* _Tarefa_: No texto sobre os crocodilos da quinta, traduza para inglês a frase «Já passou mais de uma semana e Manuel Guimarães, 63 anos, ainda se emociona quando fala dos seus "40 magníficos".»

* _Texto fornecido_:

————

Imagina que todos os crocodilos se fossem embora, eu não estava aqui,
estava na minha casa porque não havia serviço", diz agora o chefe dos 40
heróis.
Já passou mais de uma semana e Manuel Guimarães, 63 anos, ainda se emociona quando fala dos seus "40 magníficos".
Se
os crocodilos tivessem saído, se tivessem galgado o perímetro da
quinta, os 10 quilómetros de valas que a rodeiam, "era grave", era "uma
situação de pânico total".
"Estaríamos
todos, uma cidade inteira, a apanhar crocodilos, a comunidade
internacional. Porque era impensável 26 mil crocodilos à solta,
especialmente os grandes".
O empresário lembra também a
prevenção com os painéis e emociona-se até às lágrimas quando fala dos
seus "40 bravios moçambicanos" que se sentaram ali perto dos muros, a
olhar de frente o ciclone e preparados para os substituir com chapas
quando eles caíssem.
"É graças a esses 40
homens, que nunca mais podemos esquecer, que não temos uma desgraça para
a empresa, porque 26 mil crocodilos são muitos milhares de dólares, e
uma desgraça para a população, porque já viram o que era 26 mil
crocodilos aí à solta? Seria terrível. Felizmente graças a eles estamos
aqui, podemos falar disto que aconteceu", diz à Lusa.
E
acrescenta: "Quando havia muito vento sentavam-se ou deitavam-se e na
hora em que os muros caiam eles repunham as chapas. É uma história que
precisa de ser contada para mostrar que na hora em que é preciso os
moçambicanos estão lá. Deixaram as suas casas, os filhos, as famílias,
perderam tudo, para estar aqui a defender a quinta, e isso não tem
valor".
Mas Manuel Guimarães ainda tem mais um herói no currículo, um que o faz chorar ainda mais. Chama-se João
e esteve ocupado a levar uma manada de vacas para locais altos, por
causa das águas, não estando lá quando os seus quatro filhos, o mais
novo de dois e o mais velho de 11 anos, foram levados na corrente.
"Quando
eu lhe perguntei 'como é que estão os animais' ele disse 'patrão, não
perdi os animais, mas por causa de estar lá perdi os meus quatro
filhos'"
João ficou na quinta a encaminhar os animais para
lugares altos, eram 2.000 e o lugar alto do costume não era
suficientemente alto desta vez. E a água chegou depressa. Na quinta de
Nhamatanda, relata citando os trabalhadores, "de manhã estava no sapato,
uma hora depois nos joelhos, meia hora a seguir na cintura e uma hora
mais e estavam a fugir para cima das árvores". "Eu nunca vi isto, estou
cá há 25 anos, nunca a água atingiu estes níveis".

————

* _Dados fornecidos_:
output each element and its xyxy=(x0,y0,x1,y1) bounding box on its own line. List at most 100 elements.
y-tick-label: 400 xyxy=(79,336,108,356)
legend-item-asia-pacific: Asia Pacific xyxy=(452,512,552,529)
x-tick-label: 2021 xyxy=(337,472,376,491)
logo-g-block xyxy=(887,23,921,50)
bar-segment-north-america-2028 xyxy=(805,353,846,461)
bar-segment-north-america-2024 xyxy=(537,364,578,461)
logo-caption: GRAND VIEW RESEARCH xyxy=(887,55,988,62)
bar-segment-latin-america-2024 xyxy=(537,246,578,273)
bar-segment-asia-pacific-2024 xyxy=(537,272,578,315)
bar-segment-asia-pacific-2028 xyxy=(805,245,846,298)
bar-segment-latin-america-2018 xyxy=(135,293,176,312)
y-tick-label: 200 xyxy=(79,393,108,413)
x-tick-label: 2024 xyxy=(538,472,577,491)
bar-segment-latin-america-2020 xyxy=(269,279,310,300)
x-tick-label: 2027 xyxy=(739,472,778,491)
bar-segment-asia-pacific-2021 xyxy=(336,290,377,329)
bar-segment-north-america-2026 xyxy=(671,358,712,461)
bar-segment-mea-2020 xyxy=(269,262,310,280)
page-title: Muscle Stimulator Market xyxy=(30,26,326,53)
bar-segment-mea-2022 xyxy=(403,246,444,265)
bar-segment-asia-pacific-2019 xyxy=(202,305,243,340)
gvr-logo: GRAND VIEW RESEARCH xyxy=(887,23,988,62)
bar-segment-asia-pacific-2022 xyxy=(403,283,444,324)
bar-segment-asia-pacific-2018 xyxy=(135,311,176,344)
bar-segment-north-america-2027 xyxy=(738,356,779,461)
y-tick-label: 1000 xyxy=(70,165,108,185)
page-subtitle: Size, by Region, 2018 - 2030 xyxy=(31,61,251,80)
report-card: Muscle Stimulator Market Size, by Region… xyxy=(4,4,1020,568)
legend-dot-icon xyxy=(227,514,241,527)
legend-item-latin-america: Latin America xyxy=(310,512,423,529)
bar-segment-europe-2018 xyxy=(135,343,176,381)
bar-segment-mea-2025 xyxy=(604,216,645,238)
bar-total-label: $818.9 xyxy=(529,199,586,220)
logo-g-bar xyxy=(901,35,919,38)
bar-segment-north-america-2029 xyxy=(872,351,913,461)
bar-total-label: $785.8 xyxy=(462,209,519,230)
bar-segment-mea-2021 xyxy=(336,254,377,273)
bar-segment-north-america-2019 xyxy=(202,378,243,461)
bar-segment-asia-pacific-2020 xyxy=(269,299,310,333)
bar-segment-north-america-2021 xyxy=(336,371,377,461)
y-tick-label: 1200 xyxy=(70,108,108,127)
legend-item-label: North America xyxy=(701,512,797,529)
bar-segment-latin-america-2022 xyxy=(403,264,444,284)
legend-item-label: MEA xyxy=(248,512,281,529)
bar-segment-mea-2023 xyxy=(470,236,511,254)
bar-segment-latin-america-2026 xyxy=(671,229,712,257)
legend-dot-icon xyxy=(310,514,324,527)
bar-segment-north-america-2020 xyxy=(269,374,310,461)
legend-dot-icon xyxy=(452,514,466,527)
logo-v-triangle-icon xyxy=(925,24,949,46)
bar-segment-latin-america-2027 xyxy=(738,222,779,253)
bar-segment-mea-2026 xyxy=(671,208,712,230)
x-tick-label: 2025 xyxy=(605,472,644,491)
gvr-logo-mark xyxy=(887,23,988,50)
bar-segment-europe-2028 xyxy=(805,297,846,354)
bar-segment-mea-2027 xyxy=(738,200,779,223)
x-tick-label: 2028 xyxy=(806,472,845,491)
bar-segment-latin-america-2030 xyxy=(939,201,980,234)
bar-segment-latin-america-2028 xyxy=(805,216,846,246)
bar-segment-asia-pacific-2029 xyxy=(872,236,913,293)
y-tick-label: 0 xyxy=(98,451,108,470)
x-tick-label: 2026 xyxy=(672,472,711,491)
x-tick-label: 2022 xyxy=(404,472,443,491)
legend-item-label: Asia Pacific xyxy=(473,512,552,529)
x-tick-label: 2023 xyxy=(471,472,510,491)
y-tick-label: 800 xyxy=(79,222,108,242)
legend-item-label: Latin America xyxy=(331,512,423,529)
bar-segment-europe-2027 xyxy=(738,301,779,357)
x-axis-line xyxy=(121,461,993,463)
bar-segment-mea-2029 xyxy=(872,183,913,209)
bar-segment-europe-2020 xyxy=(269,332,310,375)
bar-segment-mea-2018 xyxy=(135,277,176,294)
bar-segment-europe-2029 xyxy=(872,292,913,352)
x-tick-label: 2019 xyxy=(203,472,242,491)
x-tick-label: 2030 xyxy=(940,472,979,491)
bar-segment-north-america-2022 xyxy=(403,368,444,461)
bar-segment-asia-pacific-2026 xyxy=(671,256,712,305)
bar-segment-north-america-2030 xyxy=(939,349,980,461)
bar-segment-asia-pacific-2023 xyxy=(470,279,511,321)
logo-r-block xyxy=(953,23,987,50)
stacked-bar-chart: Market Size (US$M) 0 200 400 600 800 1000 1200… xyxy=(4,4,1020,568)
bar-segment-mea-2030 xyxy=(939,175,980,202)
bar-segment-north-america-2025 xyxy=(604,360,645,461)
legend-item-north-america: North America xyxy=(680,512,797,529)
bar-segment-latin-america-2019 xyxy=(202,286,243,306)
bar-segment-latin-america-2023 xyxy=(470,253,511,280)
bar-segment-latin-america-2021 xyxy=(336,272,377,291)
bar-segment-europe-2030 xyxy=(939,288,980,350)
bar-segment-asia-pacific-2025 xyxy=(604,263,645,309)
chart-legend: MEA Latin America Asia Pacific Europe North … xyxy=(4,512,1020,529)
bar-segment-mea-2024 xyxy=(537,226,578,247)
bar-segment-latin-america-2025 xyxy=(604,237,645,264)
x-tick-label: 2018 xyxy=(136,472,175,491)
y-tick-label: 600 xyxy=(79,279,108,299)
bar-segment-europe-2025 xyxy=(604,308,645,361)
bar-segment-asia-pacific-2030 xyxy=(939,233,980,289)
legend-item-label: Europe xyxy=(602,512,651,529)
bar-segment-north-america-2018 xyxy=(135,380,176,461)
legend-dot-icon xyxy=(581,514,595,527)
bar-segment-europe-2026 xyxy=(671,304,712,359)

————

* _Resultado da tarefa_: More than a week has passed, and Manuel Guimarães, 63, still gets emotional when he talks about his "magnificent 40."